-- START --

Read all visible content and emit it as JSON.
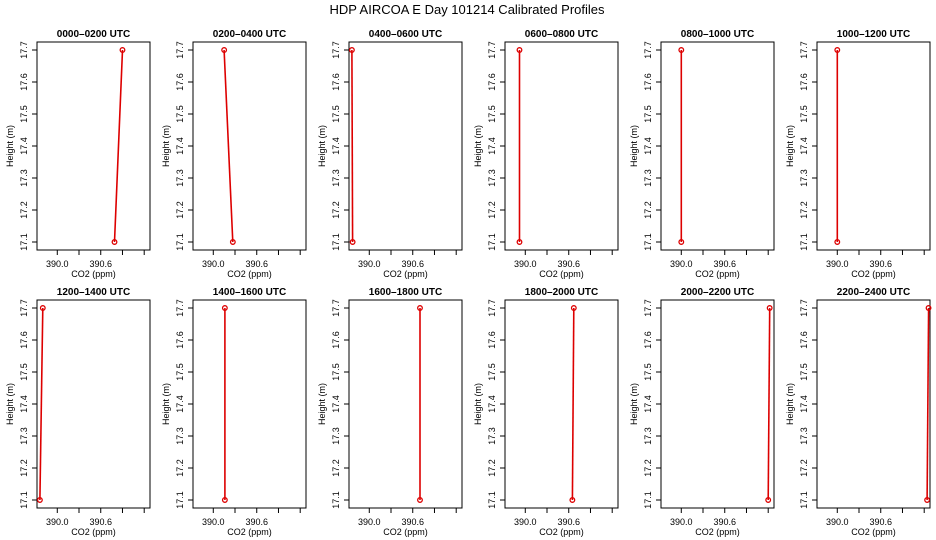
{
  "title": "HDP AIRCOA E  Day 101214  Calibrated Profiles",
  "colors": {
    "series": "#dd0000",
    "axis": "#000000"
  },
  "chart_data": {
    "type": "line",
    "layout": "small-multiples 2x6",
    "xlabel": "CO2 (ppm)",
    "ylabel": "Height (m)",
    "xlim": [
      389.72,
      391.28
    ],
    "ylim": [
      17.075,
      17.725
    ],
    "xticks": [
      390.0,
      390.6
    ],
    "xtick_labels": [
      "390.0",
      "390.6"
    ],
    "xminor": [
      390.3,
      390.9,
      391.2
    ],
    "yticks": [
      17.1,
      17.2,
      17.3,
      17.4,
      17.5,
      17.6,
      17.7
    ],
    "ytick_labels": [
      "17.1",
      "17.2",
      "17.3",
      "17.4",
      "17.5",
      "17.6",
      "17.7"
    ],
    "panels": [
      {
        "title": "0000–0200 UTC",
        "x": [
          390.79,
          390.9
        ],
        "y": [
          17.1,
          17.7
        ]
      },
      {
        "title": "0200–0400 UTC",
        "x": [
          390.15,
          390.27
        ],
        "y": [
          17.7,
          17.1
        ]
      },
      {
        "title": "0400–0600 UTC",
        "x": [
          389.76,
          389.77
        ],
        "y": [
          17.7,
          17.1
        ]
      },
      {
        "title": "0600–0800 UTC",
        "x": [
          389.92,
          389.92
        ],
        "y": [
          17.7,
          17.1
        ]
      },
      {
        "title": "0800–1000 UTC",
        "x": [
          390.0,
          390.0
        ],
        "y": [
          17.7,
          17.1
        ]
      },
      {
        "title": "1000–1200 UTC",
        "x": [
          390.0,
          390.0
        ],
        "y": [
          17.7,
          17.1
        ]
      },
      {
        "title": "1200–1400 UTC",
        "x": [
          389.76,
          389.8
        ],
        "y": [
          17.1,
          17.7
        ]
      },
      {
        "title": "1400–1600 UTC",
        "x": [
          390.16,
          390.16
        ],
        "y": [
          17.7,
          17.1
        ]
      },
      {
        "title": "1600–1800 UTC",
        "x": [
          390.7,
          390.7
        ],
        "y": [
          17.7,
          17.1
        ]
      },
      {
        "title": "1800–2000 UTC",
        "x": [
          390.65,
          390.67
        ],
        "y": [
          17.1,
          17.7
        ]
      },
      {
        "title": "2000–2200 UTC",
        "x": [
          391.2,
          391.22
        ],
        "y": [
          17.1,
          17.7
        ]
      },
      {
        "title": "2200–2400 UTC",
        "x": [
          391.24,
          391.26
        ],
        "y": [
          17.1,
          17.7
        ]
      }
    ]
  }
}
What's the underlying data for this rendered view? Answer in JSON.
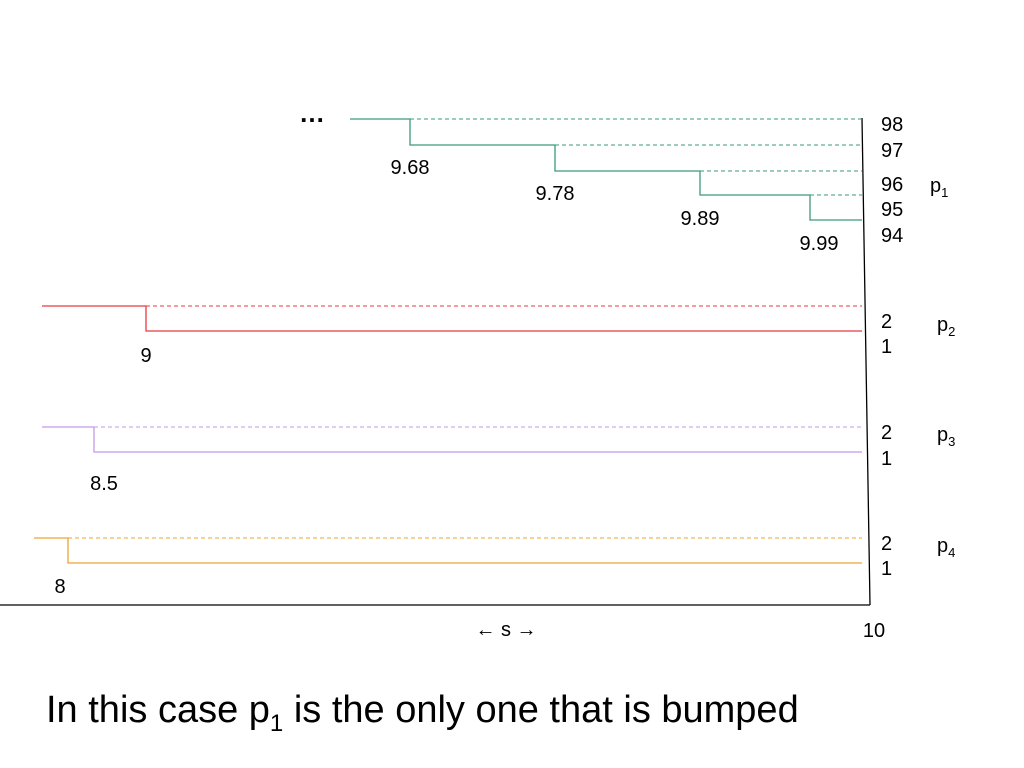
{
  "diagram": {
    "ellipsis": "…",
    "ellipsis_color": "#20a0a0",
    "axis_label": "← s →",
    "axis_end_label": "10",
    "caption_prefix": "In this case p",
    "caption_subscript": "1",
    "caption_suffix": " is the only one that is bumped",
    "groups": [
      {
        "id": "p1",
        "name_base": "p",
        "name_sub": "1",
        "color": "#3a9a78",
        "levels": [
          "98",
          "97",
          "96",
          "95",
          "94"
        ],
        "breaks": [
          "9.68",
          "9.78",
          "9.89",
          "9.99"
        ]
      },
      {
        "id": "p2",
        "name_base": "p",
        "name_sub": "2",
        "color": "#e8393f",
        "levels": [
          "2",
          "1"
        ],
        "breaks": [
          "9"
        ]
      },
      {
        "id": "p3",
        "name_base": "p",
        "name_sub": "3",
        "color": "#c39be6",
        "levels": [
          "2",
          "1"
        ],
        "breaks": [
          "8.5"
        ]
      },
      {
        "id": "p4",
        "name_base": "p",
        "name_sub": "4",
        "color": "#f0a233",
        "levels": [
          "2",
          "1"
        ],
        "breaks": [
          "8"
        ]
      }
    ]
  }
}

-- END --

*What to work on*: In your copy of the records, include no pictures; repeat everything else exactly.

*Reply*:
Read all visible content and emit it as JSON.
{
  "title": "HDP AIRCOA E  Day 101214  Calibrated Profiles",
  "colors": {
    "series": "#dd0000",
    "axis": "#000000"
  },
  "chart_data": {
    "type": "line",
    "layout": "small-multiples 2x6",
    "xlabel": "CO2 (ppm)",
    "ylabel": "Height (m)",
    "xlim": [
      389.72,
      391.28
    ],
    "ylim": [
      17.075,
      17.725
    ],
    "xticks": [
      390.0,
      390.6
    ],
    "xtick_labels": [
      "390.0",
      "390.6"
    ],
    "xminor": [
      390.3,
      390.9,
      391.2
    ],
    "yticks": [
      17.1,
      17.2,
      17.3,
      17.4,
      17.5,
      17.6,
      17.7
    ],
    "ytick_labels": [
      "17.1",
      "17.2",
      "17.3",
      "17.4",
      "17.5",
      "17.6",
      "17.7"
    ],
    "panels": [
      {
        "title": "0000–0200 UTC",
        "x": [
          390.79,
          390.9
        ],
        "y": [
          17.1,
          17.7
        ]
      },
      {
        "title": "0200–0400 UTC",
        "x": [
          390.15,
          390.27
        ],
        "y": [
          17.7,
          17.1
        ]
      },
      {
        "title": "0400–0600 UTC",
        "x": [
          389.76,
          389.77
        ],
        "y": [
          17.7,
          17.1
        ]
      },
      {
        "title": "0600–0800 UTC",
        "x": [
          389.92,
          389.92
        ],
        "y": [
          17.7,
          17.1
        ]
      },
      {
        "title": "0800–1000 UTC",
        "x": [
          390.0,
          390.0
        ],
        "y": [
          17.7,
          17.1
        ]
      },
      {
        "title": "1000–1200 UTC",
        "x": [
          390.0,
          390.0
        ],
        "y": [
          17.7,
          17.1
        ]
      },
      {
        "title": "1200–1400 UTC",
        "x": [
          389.76,
          389.8
        ],
        "y": [
          17.1,
          17.7
        ]
      },
      {
        "title": "1400–1600 UTC",
        "x": [
          390.16,
          390.16
        ],
        "y": [
          17.7,
          17.1
        ]
      },
      {
        "title": "1600–1800 UTC",
        "x": [
          390.7,
          390.7
        ],
        "y": [
          17.7,
          17.1
        ]
      },
      {
        "title": "1800–2000 UTC",
        "x": [
          390.65,
          390.67
        ],
        "y": [
          17.1,
          17.7
        ]
      },
      {
        "title": "2000–2200 UTC",
        "x": [
          391.2,
          391.22
        ],
        "y": [
          17.1,
          17.7
        ]
      },
      {
        "title": "2200–2400 UTC",
        "x": [
          391.24,
          391.26
        ],
        "y": [
          17.1,
          17.7
        ]
      }
    ]
  }
}
What's the underlying data for this rendered view? Answer in JSON.
{
  "diagram": {
    "ellipsis": "…",
    "ellipsis_color": "#20a0a0",
    "axis_label": "← s →",
    "axis_end_label": "10",
    "caption_prefix": "In this case p",
    "caption_subscript": "1",
    "caption_suffix": " is the only one that is bumped",
    "groups": [
      {
        "id": "p1",
        "name_base": "p",
        "name_sub": "1",
        "color": "#3a9a78",
        "levels": [
          "98",
          "97",
          "96",
          "95",
          "94"
        ],
        "breaks": [
          "9.68",
          "9.78",
          "9.89",
          "9.99"
        ]
      },
      {
        "id": "p2",
        "name_base": "p",
        "name_sub": "2",
        "color": "#e8393f",
        "levels": [
          "2",
          "1"
        ],
        "breaks": [
          "9"
        ]
      },
      {
        "id": "p3",
        "name_base": "p",
        "name_sub": "3",
        "color": "#c39be6",
        "levels": [
          "2",
          "1"
        ],
        "breaks": [
          "8.5"
        ]
      },
      {
        "id": "p4",
        "name_base": "p",
        "name_sub": "4",
        "color": "#f0a233",
        "levels": [
          "2",
          "1"
        ],
        "breaks": [
          "8"
        ]
      }
    ]
  }
}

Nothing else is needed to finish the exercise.